Right. Petal dust has a matte finish and comes in a zillion colors. I arrange little piles of the dust around the rim of a plate with some cornstarch in the middle. You can use the cornstarch to clean your brush -- not water because you want the brush and the dusts to stay dry. You can mix colors together or soften them with the cornstarch to get the effect you want. It's really fun to do. For leaves, I brush a darker color along the veins, then a little bit of yellow at places where light would hit. If a flower has streaks or spots, like lillies and orchids or pansies, you can add those with liquid gel colors. I use the petal dusts over dry gumpaste with the base color in it. It adds so much depth and realism. And it's a very relaxing and artistic part of the whole process.

Myraruss Posted 11 Sep 2010 , 2:30pm
post #17 of 29

Oh wow, that cake by mireillea is gorgeous!! I see what you mean about the darker color in the center. I will definitely try that next time.

luddroth Posted 11 Sep 2010 , 2:34pm
post #18 of 29

Yeah, mireillea's blossoms are amazing -- the centers are so delicate. If you look in my photos, there's an autumn cake with orange fondant, a yellow rose, and lots of autumn leaves. I mixed bits of orange, green, and brown gumpaste together to get a marble effect, cut out the leaves and veined them, then used various colors of petal dust to get even more color and variety on them. It was fun to do and they really looked good. Have fun with it.

Myraruss Posted 11 Sep 2010 , 2:40pm
post #19 of 29

Thanks for sharing your technique! I can't wait to try it out. Do you know how far ahead I can make flowers? A couple weeks? More? Will they start to get brittle or deteriorate if I make them too far out? Since I'm so new at gum paste flowers it takes me a long time to make them. I'm wondering when I should start. I watched Ednas you tube videos, so I make the centers one day, then build from there. Roses seem to take a couple days at least, so there's drying time between. The flowers above were made over a 2 week period I guess.

luddroth Posted 11 Sep 2010 , 2:51pm
post #20 of 29

You can make gumpaste flowers months in advance. No limit, as long as you keep them in something airtight to protect them from humidity. Very thin edges are brittle, so you have to be careful with them -- store them in paper towels or something soft to protect the edges. I have some that were extras, plus extra bow loops, leaves, and filler flowers, that I have had for over a year. They're fine and I know I can use them at some point. More time for gumpaste is better, because it has to be totally dry. If there is a lot of humidity, it can take a long time. But you can get started now -- it gives you stressless practice time, too.

Questions:
**a)** Answer these questions from the forum thread on gumpaste flowers, one answer per line:
(i) What is used instead of water to clean the brush between petal dusts?
(ii) What colors of gumpaste did luddroth mix for the autumn leaves?
(iii) Over roughly what period did Myraruss make the flowers mentioned?
**b)** Decide whether each statement agrees with the forum thread on gumpaste flowers, and quote the words that settle it:
(i) Petal dust has a glossy finish.
(ii) Myraruss makes the flower centers on one day and builds from there.
(iii) Gumpaste flowers must be used within a few weeks of being made.
**c)** Extend the forum thread on gumpaste flowers with the next post, picking up after its final sentence.
The records after this point are separate material with no connection to the forum thread on gumpaste flowers.

Source information:
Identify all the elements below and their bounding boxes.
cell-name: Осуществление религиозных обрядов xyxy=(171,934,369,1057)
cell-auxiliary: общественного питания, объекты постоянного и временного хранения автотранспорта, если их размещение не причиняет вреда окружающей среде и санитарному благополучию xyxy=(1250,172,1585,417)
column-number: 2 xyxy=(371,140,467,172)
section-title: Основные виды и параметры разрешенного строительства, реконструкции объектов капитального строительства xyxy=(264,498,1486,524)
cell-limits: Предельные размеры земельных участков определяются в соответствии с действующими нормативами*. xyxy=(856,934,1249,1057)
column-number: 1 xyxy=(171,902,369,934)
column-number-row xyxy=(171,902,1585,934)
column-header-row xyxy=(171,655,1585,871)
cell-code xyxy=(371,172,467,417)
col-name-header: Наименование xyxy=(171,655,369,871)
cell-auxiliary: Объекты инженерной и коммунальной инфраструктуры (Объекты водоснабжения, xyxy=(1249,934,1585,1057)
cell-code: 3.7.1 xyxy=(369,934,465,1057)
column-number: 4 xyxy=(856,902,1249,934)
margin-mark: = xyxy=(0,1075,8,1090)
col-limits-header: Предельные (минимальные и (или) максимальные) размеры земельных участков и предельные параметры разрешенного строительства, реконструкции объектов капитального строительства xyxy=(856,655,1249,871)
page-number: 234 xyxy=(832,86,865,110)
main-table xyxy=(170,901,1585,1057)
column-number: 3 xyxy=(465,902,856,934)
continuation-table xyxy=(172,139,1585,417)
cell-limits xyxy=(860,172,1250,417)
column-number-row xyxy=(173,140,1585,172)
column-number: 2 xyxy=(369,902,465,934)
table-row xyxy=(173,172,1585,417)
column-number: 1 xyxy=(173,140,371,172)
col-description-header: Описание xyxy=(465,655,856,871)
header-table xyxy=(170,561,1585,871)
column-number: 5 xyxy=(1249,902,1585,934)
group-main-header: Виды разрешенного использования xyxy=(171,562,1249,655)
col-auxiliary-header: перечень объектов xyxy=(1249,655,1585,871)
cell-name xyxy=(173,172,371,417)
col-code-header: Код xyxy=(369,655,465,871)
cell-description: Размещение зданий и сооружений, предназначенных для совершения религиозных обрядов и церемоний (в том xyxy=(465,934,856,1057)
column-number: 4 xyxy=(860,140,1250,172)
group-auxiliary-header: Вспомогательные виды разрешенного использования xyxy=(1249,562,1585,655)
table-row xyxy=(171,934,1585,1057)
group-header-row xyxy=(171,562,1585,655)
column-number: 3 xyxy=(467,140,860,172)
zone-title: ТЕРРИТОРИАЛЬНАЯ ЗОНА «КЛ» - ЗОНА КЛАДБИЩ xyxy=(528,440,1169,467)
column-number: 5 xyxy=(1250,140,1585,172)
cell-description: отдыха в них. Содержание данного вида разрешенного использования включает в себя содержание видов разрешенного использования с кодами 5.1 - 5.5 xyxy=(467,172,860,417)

Responses for each task:
**a)**
(i) Cornstarch
(ii) Orange, green, and brown
(iii) About two weeks

**b)**
(i) No: "Petal dust has a matte finish"
(ii) Yes: "I make the centers one day, then build from there."
(iii) No: "You can make gumpaste flowers months in advance."

**c)**
Texas_Rose Posted 11 Sep 2010 , 2:54pm
post #21 of 29

You can make gumpaste flowers months in advance. You have to protect them from dust, light and humidity. I just store them in a cardboard cake box.

You can use non-toxic chalk instead of petal dust, on things that won't be eaten, like gumpaste flowers. I bought a box of 48 artists chalks for $5 at the craft store and I just grate a little bit of the color that I need by scraping the chalk against a metal strainer. You can use gel colors mixed with vodka for intense colors or to add a little bit of shine. Leaves always look better when they're painted, at least to me they do. You can add dots on flowers with nontoxic markers, or use them to draw details on gumpaste figures.

I've been meaning to buy a cheap set of eyeshadows and try using them as petal dust...those sets they have at Walmart around Christmas time that have about 50 colors, most too wild to wear...

MarianInFL Posted 11 Sep 2010 , 3:04pm
post #22 of 29

How come these posts show as posted Sunday, Sept 12, and it's only the 11? I'm writing this at 11:00, EST. Off topic, I know, but interesting!

Texas_Rose Posted 11 Sep 2010 , 3:08pm
post #23 of 29
Quote:
Originally Posted by MarianInFL

How come these posts show as posted Sunday, Sept 12, and it's only the 11? I'm writing this at 11:00, EST. Off topic, I know, but interesting!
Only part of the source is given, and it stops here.